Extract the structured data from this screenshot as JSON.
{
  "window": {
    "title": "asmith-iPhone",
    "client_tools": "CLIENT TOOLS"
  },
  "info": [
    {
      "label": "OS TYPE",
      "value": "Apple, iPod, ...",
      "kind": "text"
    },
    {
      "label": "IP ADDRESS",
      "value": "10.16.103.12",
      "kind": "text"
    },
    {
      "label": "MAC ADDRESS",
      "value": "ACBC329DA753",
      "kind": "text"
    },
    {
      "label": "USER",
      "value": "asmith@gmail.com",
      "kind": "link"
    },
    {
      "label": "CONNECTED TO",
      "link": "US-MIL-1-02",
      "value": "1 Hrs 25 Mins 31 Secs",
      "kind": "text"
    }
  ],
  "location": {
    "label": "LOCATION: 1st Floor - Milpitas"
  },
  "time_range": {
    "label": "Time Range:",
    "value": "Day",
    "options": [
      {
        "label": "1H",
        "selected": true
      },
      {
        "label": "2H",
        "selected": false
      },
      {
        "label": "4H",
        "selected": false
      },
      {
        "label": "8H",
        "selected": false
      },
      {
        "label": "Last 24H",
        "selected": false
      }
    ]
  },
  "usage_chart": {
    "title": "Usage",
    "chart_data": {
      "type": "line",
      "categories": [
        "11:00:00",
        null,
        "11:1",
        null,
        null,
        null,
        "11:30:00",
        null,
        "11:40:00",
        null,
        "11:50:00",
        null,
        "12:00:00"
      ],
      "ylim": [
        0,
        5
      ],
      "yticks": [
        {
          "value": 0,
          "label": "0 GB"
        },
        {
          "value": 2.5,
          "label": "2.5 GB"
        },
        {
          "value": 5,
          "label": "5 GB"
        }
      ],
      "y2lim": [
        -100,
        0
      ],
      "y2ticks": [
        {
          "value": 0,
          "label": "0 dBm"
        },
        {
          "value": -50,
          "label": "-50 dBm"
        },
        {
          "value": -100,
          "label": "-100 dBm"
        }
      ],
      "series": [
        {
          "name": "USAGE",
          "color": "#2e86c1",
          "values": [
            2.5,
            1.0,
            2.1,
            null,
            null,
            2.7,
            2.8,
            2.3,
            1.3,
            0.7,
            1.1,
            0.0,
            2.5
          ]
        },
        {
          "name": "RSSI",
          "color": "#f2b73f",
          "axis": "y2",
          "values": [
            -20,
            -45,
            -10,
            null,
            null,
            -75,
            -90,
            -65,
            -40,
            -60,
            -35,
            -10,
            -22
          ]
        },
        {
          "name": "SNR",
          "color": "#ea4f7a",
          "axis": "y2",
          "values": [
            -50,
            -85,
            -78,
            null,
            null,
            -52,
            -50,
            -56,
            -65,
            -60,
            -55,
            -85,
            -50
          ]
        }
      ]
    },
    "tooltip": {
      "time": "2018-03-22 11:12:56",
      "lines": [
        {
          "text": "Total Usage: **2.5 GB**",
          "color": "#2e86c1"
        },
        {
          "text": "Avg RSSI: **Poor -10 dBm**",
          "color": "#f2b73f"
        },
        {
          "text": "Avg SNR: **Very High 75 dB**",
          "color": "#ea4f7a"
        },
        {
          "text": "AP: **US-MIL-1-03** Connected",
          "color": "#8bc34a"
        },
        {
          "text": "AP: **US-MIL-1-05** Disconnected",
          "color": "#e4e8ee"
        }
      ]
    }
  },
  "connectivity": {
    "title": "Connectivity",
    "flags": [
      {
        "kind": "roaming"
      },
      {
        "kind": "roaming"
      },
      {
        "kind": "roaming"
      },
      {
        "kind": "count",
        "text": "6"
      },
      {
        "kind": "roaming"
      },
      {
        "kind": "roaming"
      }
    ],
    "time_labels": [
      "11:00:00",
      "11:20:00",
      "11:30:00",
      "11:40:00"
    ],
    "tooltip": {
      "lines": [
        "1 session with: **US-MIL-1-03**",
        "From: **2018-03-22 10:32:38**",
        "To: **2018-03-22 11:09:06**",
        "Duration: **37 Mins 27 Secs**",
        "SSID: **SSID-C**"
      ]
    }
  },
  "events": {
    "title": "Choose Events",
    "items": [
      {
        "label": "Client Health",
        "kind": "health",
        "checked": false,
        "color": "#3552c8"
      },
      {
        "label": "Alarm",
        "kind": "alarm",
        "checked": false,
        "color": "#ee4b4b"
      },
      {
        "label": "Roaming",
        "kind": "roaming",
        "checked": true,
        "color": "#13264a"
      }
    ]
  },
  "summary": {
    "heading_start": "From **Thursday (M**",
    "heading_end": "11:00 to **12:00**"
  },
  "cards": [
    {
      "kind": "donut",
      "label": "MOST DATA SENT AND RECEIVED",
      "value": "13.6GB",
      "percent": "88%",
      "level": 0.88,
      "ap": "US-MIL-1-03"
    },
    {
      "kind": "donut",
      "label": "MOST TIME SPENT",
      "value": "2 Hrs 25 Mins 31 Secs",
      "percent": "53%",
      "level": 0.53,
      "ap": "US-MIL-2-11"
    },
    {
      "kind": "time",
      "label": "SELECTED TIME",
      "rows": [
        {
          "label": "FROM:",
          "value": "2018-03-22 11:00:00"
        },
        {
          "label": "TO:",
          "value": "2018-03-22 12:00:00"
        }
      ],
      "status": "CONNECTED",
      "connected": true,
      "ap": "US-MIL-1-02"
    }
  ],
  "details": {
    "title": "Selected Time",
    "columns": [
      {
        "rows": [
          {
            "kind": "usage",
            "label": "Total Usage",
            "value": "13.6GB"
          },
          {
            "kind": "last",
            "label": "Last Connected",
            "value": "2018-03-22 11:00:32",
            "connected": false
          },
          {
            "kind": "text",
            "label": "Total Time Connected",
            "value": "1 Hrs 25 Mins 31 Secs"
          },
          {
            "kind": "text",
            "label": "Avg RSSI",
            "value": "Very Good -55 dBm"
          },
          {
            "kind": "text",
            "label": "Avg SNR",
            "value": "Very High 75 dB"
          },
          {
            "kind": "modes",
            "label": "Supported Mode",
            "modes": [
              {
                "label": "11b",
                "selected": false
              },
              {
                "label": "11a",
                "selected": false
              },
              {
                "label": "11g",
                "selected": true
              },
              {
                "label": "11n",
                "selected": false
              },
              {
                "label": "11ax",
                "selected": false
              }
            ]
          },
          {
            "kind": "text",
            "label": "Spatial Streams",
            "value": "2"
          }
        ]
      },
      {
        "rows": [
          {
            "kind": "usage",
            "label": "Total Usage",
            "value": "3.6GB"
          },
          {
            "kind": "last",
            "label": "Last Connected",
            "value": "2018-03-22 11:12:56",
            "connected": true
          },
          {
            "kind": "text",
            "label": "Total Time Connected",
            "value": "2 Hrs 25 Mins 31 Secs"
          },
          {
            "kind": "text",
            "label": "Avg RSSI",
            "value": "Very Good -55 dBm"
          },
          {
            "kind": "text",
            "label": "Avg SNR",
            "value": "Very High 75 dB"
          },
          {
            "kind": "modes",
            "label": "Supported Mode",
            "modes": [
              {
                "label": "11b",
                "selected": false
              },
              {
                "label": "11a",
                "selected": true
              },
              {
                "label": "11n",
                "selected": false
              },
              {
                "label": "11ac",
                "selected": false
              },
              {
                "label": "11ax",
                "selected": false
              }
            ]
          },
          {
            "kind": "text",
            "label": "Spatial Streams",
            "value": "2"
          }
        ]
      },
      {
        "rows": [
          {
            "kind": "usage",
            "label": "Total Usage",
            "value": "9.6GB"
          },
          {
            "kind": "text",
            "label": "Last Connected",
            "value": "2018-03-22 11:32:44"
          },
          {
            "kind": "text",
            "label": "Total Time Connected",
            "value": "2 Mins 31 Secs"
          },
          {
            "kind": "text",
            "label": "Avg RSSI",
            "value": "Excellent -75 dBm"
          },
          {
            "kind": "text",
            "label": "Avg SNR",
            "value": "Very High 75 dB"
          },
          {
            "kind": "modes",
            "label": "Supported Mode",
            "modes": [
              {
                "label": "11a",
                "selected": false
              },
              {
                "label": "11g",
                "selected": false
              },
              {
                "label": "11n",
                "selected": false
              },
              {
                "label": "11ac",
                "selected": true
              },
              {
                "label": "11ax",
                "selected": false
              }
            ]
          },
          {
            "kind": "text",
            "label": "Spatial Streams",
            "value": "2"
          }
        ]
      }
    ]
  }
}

__Given task__. Tally the lines in the listing that hold "title" and report the number alone.

__Task output__. 5